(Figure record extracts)
"""

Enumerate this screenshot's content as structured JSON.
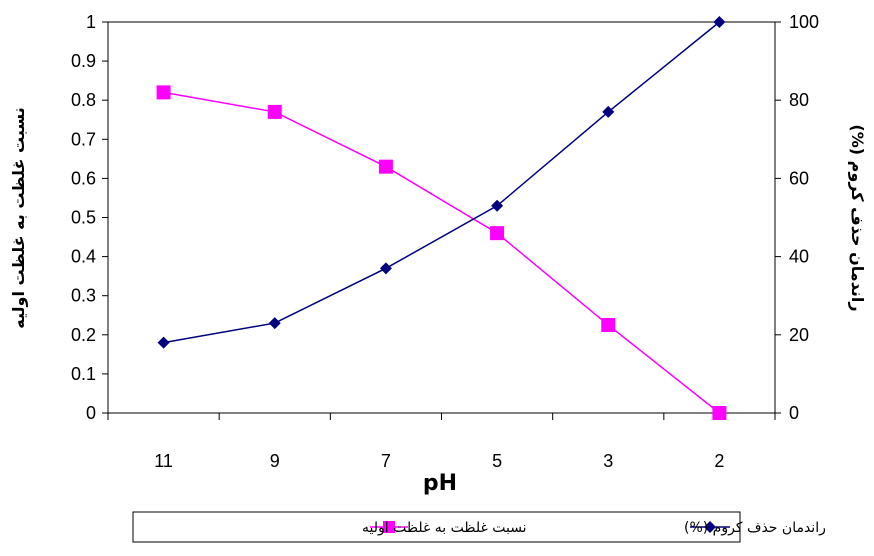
{
  "chart_data": {
    "type": "line",
    "categories": [
      "11",
      "9",
      "7",
      "5",
      "3",
      "2"
    ],
    "xlabel": "pH",
    "ylabel_left": "نسبت غلظت به غلظت اولیه",
    "ylabel_right": "راندمان حذف کروم (%)",
    "ylim_left": [
      0,
      1
    ],
    "ylim_right": [
      0,
      100
    ],
    "yticks_left": [
      "0",
      "0.1",
      "0.2",
      "0.3",
      "0.4",
      "0.5",
      "0.6",
      "0.7",
      "0.8",
      "0.9",
      "1"
    ],
    "yticks_right": [
      "0",
      "20",
      "40",
      "60",
      "80",
      "100"
    ],
    "grid": false,
    "legend_position": "bottom",
    "series": [
      {
        "name": "نسبت غلظت به غلظت اولیه",
        "axis": "left",
        "color": "#ff00ff",
        "marker": "square",
        "values": [
          0.82,
          0.77,
          0.63,
          0.46,
          0.225,
          0.0
        ]
      },
      {
        "name": "راندمان حذف کروم (%)",
        "axis": "right",
        "color": "#000080",
        "marker": "diamond",
        "values": [
          18,
          23,
          37,
          53,
          77,
          100
        ]
      }
    ]
  }
}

"""

• _WHAT TO WORK ON_:
Repeat the material above in full and unchanged, minus its images.

• _THE RESPONSE_:
Enumerate this screenshot's content as structured JSON.
{
  "chart_data": {
    "type": "line",
    "categories": [
      "11",
      "9",
      "7",
      "5",
      "3",
      "2"
    ],
    "xlabel": "pH",
    "ylabel_left": "نسبت غلظت به غلظت اولیه",
    "ylabel_right": "راندمان حذف کروم (%)",
    "ylim_left": [
      0,
      1
    ],
    "ylim_right": [
      0,
      100
    ],
    "yticks_left": [
      "0",
      "0.1",
      "0.2",
      "0.3",
      "0.4",
      "0.5",
      "0.6",
      "0.7",
      "0.8",
      "0.9",
      "1"
    ],
    "yticks_right": [
      "0",
      "20",
      "40",
      "60",
      "80",
      "100"
    ],
    "grid": false,
    "legend_position": "bottom",
    "series": [
      {
        "name": "نسبت غلظت به غلظت اولیه",
        "axis": "left",
        "color": "#ff00ff",
        "marker": "square",
        "values": [
          0.82,
          0.77,
          0.63,
          0.46,
          0.225,
          0.0
        ]
      },
      {
        "name": "راندمان حذف کروم (%)",
        "axis": "right",
        "color": "#000080",
        "marker": "diamond",
        "values": [
          18,
          23,
          37,
          53,
          77,
          100
        ]
      }
    ]
  }
}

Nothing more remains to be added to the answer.